▶ _Exercise data_:
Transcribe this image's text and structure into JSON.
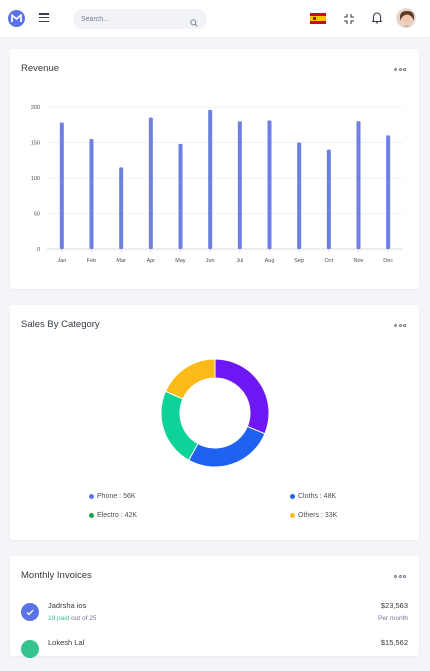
{
  "header": {
    "search_placeholder": "Search...",
    "language": "Spanish",
    "icons": [
      "logo-icon",
      "menu-icon",
      "search-icon",
      "flag-es-icon",
      "fullscreen-exit-icon",
      "bell-icon",
      "avatar"
    ]
  },
  "revenue": {
    "title": "Revenue",
    "chart_data": {
      "type": "bar",
      "categories": [
        "Jan",
        "Feb",
        "Mar",
        "Apr",
        "May",
        "Jun",
        "Jul",
        "Aug",
        "Sep",
        "Oct",
        "Nov",
        "Dec"
      ],
      "values": [
        178,
        155,
        115,
        185,
        148,
        196,
        180,
        181,
        150,
        140,
        180,
        160
      ],
      "yticks": [
        "0",
        "50",
        "100",
        "150",
        "200"
      ],
      "ylim": [
        0,
        200
      ],
      "color": "#6f7ee2",
      "grid": true
    }
  },
  "sales": {
    "title": "Sales By Category",
    "chart_data": {
      "type": "pie",
      "donut": true,
      "slices": [
        {
          "label": "Phone",
          "display": "Phone : 56K",
          "value": 56,
          "color": "#6d18f4"
        },
        {
          "label": "Cloths",
          "display": "Cloths : 48K",
          "value": 48,
          "color": "#1f61f0"
        },
        {
          "label": "Electro",
          "display": "Electro : 42K",
          "value": 42,
          "color": "#0dd398"
        },
        {
          "label": "Others",
          "display": "Others : 33K",
          "value": 33,
          "color": "#fbba16"
        }
      ],
      "legend_colors": [
        "#5b73e8",
        "#1f61f0",
        "#1aa34a",
        "#fbba16"
      ]
    }
  },
  "invoices": {
    "title": "Monthly Invoices",
    "rows": [
      {
        "name": "Jadrsha ios",
        "paid": "19 paid",
        "paid_rest": " out of 25",
        "amount": "$23,563",
        "period": "Per month"
      },
      {
        "name": "Lokesh Lal",
        "paid": "",
        "paid_rest": "",
        "amount": "$15,562",
        "period": ""
      }
    ]
  }
}
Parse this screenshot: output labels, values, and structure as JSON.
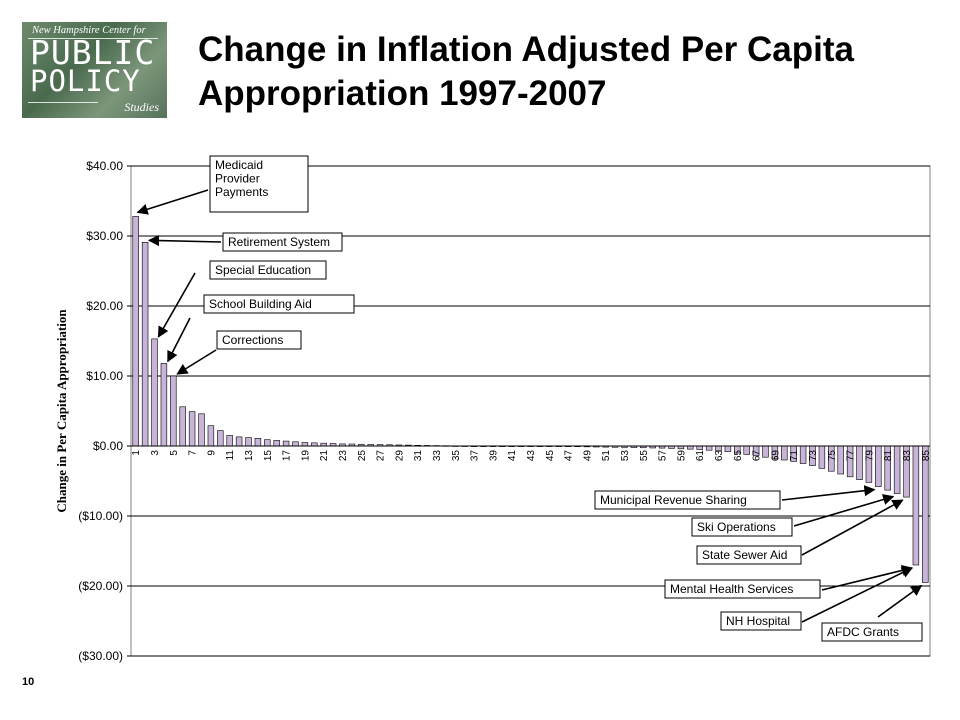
{
  "slide": {
    "title": "Change in Inflation Adjusted Per Capita Appropriation 1997-2007",
    "page_number": "10",
    "logo": {
      "line1": "New Hampshire Center for",
      "line2": "PUBLIC",
      "line3": "POLICY",
      "line4": "Studies"
    }
  },
  "chart_data": {
    "type": "bar",
    "ylabel": "Change in Per Capita Appropriation",
    "xlabel": "",
    "ylim": [
      -30,
      40
    ],
    "y_ticks": [
      "$40.00",
      "$30.00",
      "$20.00",
      "$10.00",
      "$0.00",
      "($10.00)",
      "($20.00)",
      "($30.00)"
    ],
    "grid": true,
    "bar_color": "#c8b4d8",
    "categories": [
      "1",
      "2",
      "3",
      "4",
      "5",
      "6",
      "7",
      "8",
      "9",
      "10",
      "11",
      "12",
      "13",
      "14",
      "15",
      "16",
      "17",
      "18",
      "19",
      "20",
      "21",
      "22",
      "23",
      "24",
      "25",
      "26",
      "27",
      "28",
      "29",
      "30",
      "31",
      "32",
      "33",
      "34",
      "35",
      "36",
      "37",
      "38",
      "39",
      "40",
      "41",
      "42",
      "43",
      "44",
      "45",
      "46",
      "47",
      "48",
      "49",
      "50",
      "51",
      "52",
      "53",
      "54",
      "55",
      "56",
      "57",
      "58",
      "59",
      "60",
      "61",
      "62",
      "63",
      "64",
      "65",
      "66",
      "67",
      "68",
      "69",
      "70",
      "71",
      "72",
      "73",
      "74",
      "75",
      "76",
      "77",
      "78",
      "79",
      "80",
      "81",
      "82",
      "83",
      "84",
      "85"
    ],
    "x_tick_labels": [
      "1",
      "3",
      "5",
      "7",
      "9",
      "11",
      "13",
      "15",
      "17",
      "19",
      "21",
      "23",
      "25",
      "27",
      "29",
      "31",
      "33",
      "35",
      "37",
      "39",
      "41",
      "43",
      "45",
      "47",
      "49",
      "51",
      "53",
      "55",
      "57",
      "59",
      "61",
      "63",
      "65",
      "67",
      "69",
      "71",
      "73",
      "75",
      "77",
      "79",
      "81",
      "83",
      "85"
    ],
    "values": [
      32.8,
      29.1,
      15.3,
      11.8,
      10.0,
      5.6,
      4.9,
      4.6,
      2.9,
      2.2,
      1.5,
      1.3,
      1.2,
      1.1,
      0.9,
      0.8,
      0.7,
      0.6,
      0.5,
      0.45,
      0.4,
      0.35,
      0.3,
      0.28,
      0.25,
      0.22,
      0.2,
      0.18,
      0.15,
      0.13,
      0.1,
      0.08,
      0.06,
      0.04,
      0.02,
      0.01,
      0.0,
      0.0,
      -0.01,
      -0.02,
      -0.03,
      -0.04,
      -0.05,
      -0.06,
      -0.07,
      -0.08,
      -0.09,
      -0.1,
      -0.12,
      -0.14,
      -0.16,
      -0.18,
      -0.2,
      -0.22,
      -0.25,
      -0.28,
      -0.3,
      -0.35,
      -0.4,
      -0.45,
      -0.5,
      -0.6,
      -0.7,
      -0.8,
      -1.0,
      -1.2,
      -1.4,
      -1.6,
      -1.8,
      -2.0,
      -2.2,
      -2.5,
      -2.8,
      -3.2,
      -3.6,
      -4.0,
      -4.4,
      -4.8,
      -5.2,
      -5.8,
      -6.3,
      -6.8,
      -7.3,
      -17.0,
      -19.5
    ],
    "annotations": [
      {
        "text": "Medicaid Provider Payments",
        "lines": [
          "Medicaid",
          "Provider",
          "Payments"
        ],
        "target_bar": 1
      },
      {
        "text": "Retirement System",
        "lines": [
          "Retirement System"
        ],
        "target_bar": 2
      },
      {
        "text": "Special Education",
        "lines": [
          "Special Education"
        ],
        "target_bar": 3
      },
      {
        "text": "School Building Aid",
        "lines": [
          "School Building Aid"
        ],
        "target_bar": 4
      },
      {
        "text": "Corrections",
        "lines": [
          "Corrections"
        ],
        "target_bar": 5
      },
      {
        "text": "Municipal Revenue Sharing",
        "lines": [
          "Municipal Revenue Sharing"
        ],
        "target_bar": 80
      },
      {
        "text": "Ski Operations",
        "lines": [
          "Ski Operations"
        ],
        "target_bar": 82
      },
      {
        "text": "State Sewer Aid",
        "lines": [
          "State Sewer Aid"
        ],
        "target_bar": 83
      },
      {
        "text": "Mental Health Services",
        "lines": [
          "Mental Health Services"
        ],
        "target_bar": 84
      },
      {
        "text": "NH Hospital",
        "lines": [
          "NH Hospital"
        ],
        "target_bar": 84
      },
      {
        "text": "AFDC Grants",
        "lines": [
          "AFDC Grants"
        ],
        "target_bar": 85
      }
    ]
  }
}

▶ _What this task involves_:
Print each entry shown above with exact wording and no pictures.

▶ _Written answer_:
Transcribe this image's text and structure into JSON.
{
  "header": {
    "search_placeholder": "Search...",
    "language": "Spanish",
    "icons": [
      "logo-icon",
      "menu-icon",
      "search-icon",
      "flag-es-icon",
      "fullscreen-exit-icon",
      "bell-icon",
      "avatar"
    ]
  },
  "revenue": {
    "title": "Revenue",
    "chart_data": {
      "type": "bar",
      "categories": [
        "Jan",
        "Feb",
        "Mar",
        "Apr",
        "May",
        "Jun",
        "Jul",
        "Aug",
        "Sep",
        "Oct",
        "Nov",
        "Dec"
      ],
      "values": [
        178,
        155,
        115,
        185,
        148,
        196,
        180,
        181,
        150,
        140,
        180,
        160
      ],
      "yticks": [
        "0",
        "50",
        "100",
        "150",
        "200"
      ],
      "ylim": [
        0,
        200
      ],
      "color": "#6f7ee2",
      "grid": true
    }
  },
  "sales": {
    "title": "Sales By Category",
    "chart_data": {
      "type": "pie",
      "donut": true,
      "slices": [
        {
          "label": "Phone",
          "display": "Phone : 56K",
          "value": 56,
          "color": "#6d18f4"
        },
        {
          "label": "Cloths",
          "display": "Cloths : 48K",
          "value": 48,
          "color": "#1f61f0"
        },
        {
          "label": "Electro",
          "display": "Electro : 42K",
          "value": 42,
          "color": "#0dd398"
        },
        {
          "label": "Others",
          "display": "Others : 33K",
          "value": 33,
          "color": "#fbba16"
        }
      ],
      "legend_colors": [
        "#5b73e8",
        "#1f61f0",
        "#1aa34a",
        "#fbba16"
      ]
    }
  },
  "invoices": {
    "title": "Monthly Invoices",
    "rows": [
      {
        "name": "Jadrsha ios",
        "paid": "19 paid",
        "paid_rest": " out of 25",
        "amount": "$23,563",
        "period": "Per month"
      },
      {
        "name": "Lokesh Lal",
        "paid": "",
        "paid_rest": "",
        "amount": "$15,562",
        "period": ""
      }
    ]
  }
}
Parse this screenshot: output labels, values, and structure as JSON.
{
  "slide": {
    "title": "Change in Inflation Adjusted Per Capita Appropriation 1997-2007",
    "page_number": "10",
    "logo": {
      "line1": "New Hampshire Center for",
      "line2": "PUBLIC",
      "line3": "POLICY",
      "line4": "Studies"
    }
  },
  "chart_data": {
    "type": "bar",
    "ylabel": "Change in Per Capita Appropriation",
    "xlabel": "",
    "ylim": [
      -30,
      40
    ],
    "y_ticks": [
      "$40.00",
      "$30.00",
      "$20.00",
      "$10.00",
      "$0.00",
      "($10.00)",
      "($20.00)",
      "($30.00)"
    ],
    "grid": true,
    "bar_color": "#c8b4d8",
    "categories": [
      "1",
      "2",
      "3",
      "4",
      "5",
      "6",
      "7",
      "8",
      "9",
      "10",
      "11",
      "12",
      "13",
      "14",
      "15",
      "16",
      "17",
      "18",
      "19",
      "20",
      "21",
      "22",
      "23",
      "24",
      "25",
      "26",
      "27",
      "28",
      "29",
      "30",
      "31",
      "32",
      "33",
      "34",
      "35",
      "36",
      "37",
      "38",
      "39",
      "40",
      "41",
      "42",
      "43",
      "44",
      "45",
      "46",
      "47",
      "48",
      "49",
      "50",
      "51",
      "52",
      "53",
      "54",
      "55",
      "56",
      "57",
      "58",
      "59",
      "60",
      "61",
      "62",
      "63",
      "64",
      "65",
      "66",
      "67",
      "68",
      "69",
      "70",
      "71",
      "72",
      "73",
      "74",
      "75",
      "76",
      "77",
      "78",
      "79",
      "80",
      "81",
      "82",
      "83",
      "84",
      "85"
    ],
    "x_tick_labels": [
      "1",
      "3",
      "5",
      "7",
      "9",
      "11",
      "13",
      "15",
      "17",
      "19",
      "21",
      "23",
      "25",
      "27",
      "29",
      "31",
      "33",
      "35",
      "37",
      "39",
      "41",
      "43",
      "45",
      "47",
      "49",
      "51",
      "53",
      "55",
      "57",
      "59",
      "61",
      "63",
      "65",
      "67",
      "69",
      "71",
      "73",
      "75",
      "77",
      "79",
      "81",
      "83",
      "85"
    ],
    "values": [
      32.8,
      29.1,
      15.3,
      11.8,
      10.0,
      5.6,
      4.9,
      4.6,
      2.9,
      2.2,
      1.5,
      1.3,
      1.2,
      1.1,
      0.9,
      0.8,
      0.7,
      0.6,
      0.5,
      0.45,
      0.4,
      0.35,
      0.3,
      0.28,
      0.25,
      0.22,
      0.2,
      0.18,
      0.15,
      0.13,
      0.1,
      0.08,
      0.06,
      0.04,
      0.02,
      0.01,
      0.0,
      0.0,
      -0.01,
      -0.02,
      -0.03,
      -0.04,
      -0.05,
      -0.06,
      -0.07,
      -0.08,
      -0.09,
      -0.1,
      -0.12,
      -0.14,
      -0.16,
      -0.18,
      -0.2,
      -0.22,
      -0.25,
      -0.28,
      -0.3,
      -0.35,
      -0.4,
      -0.45,
      -0.5,
      -0.6,
      -0.7,
      -0.8,
      -1.0,
      -1.2,
      -1.4,
      -1.6,
      -1.8,
      -2.0,
      -2.2,
      -2.5,
      -2.8,
      -3.2,
      -3.6,
      -4.0,
      -4.4,
      -4.8,
      -5.2,
      -5.8,
      -6.3,
      -6.8,
      -7.3,
      -17.0,
      -19.5
    ],
    "annotations": [
      {
        "text": "Medicaid Provider Payments",
        "lines": [
          "Medicaid",
          "Provider",
          "Payments"
        ],
        "target_bar": 1
      },
      {
        "text": "Retirement System",
        "lines": [
          "Retirement System"
        ],
        "target_bar": 2
      },
      {
        "text": "Special Education",
        "lines": [
          "Special Education"
        ],
        "target_bar": 3
      },
      {
        "text": "School Building Aid",
        "lines": [
          "School Building Aid"
        ],
        "target_bar": 4
      },
      {
        "text": "Corrections",
        "lines": [
          "Corrections"
        ],
        "target_bar": 5
      },
      {
        "text": "Municipal Revenue Sharing",
        "lines": [
          "Municipal Revenue Sharing"
        ],
        "target_bar": 80
      },
      {
        "text": "Ski Operations",
        "lines": [
          "Ski Operations"
        ],
        "target_bar": 82
      },
      {
        "text": "State Sewer Aid",
        "lines": [
          "State Sewer Aid"
        ],
        "target_bar": 83
      },
      {
        "text": "Mental Health Services",
        "lines": [
          "Mental Health Services"
        ],
        "target_bar": 84
      },
      {
        "text": "NH Hospital",
        "lines": [
          "NH Hospital"
        ],
        "target_bar": 84
      },
      {
        "text": "AFDC Grants",
        "lines": [
          "AFDC Grants"
        ],
        "target_bar": 85
      }
    ]
  }
}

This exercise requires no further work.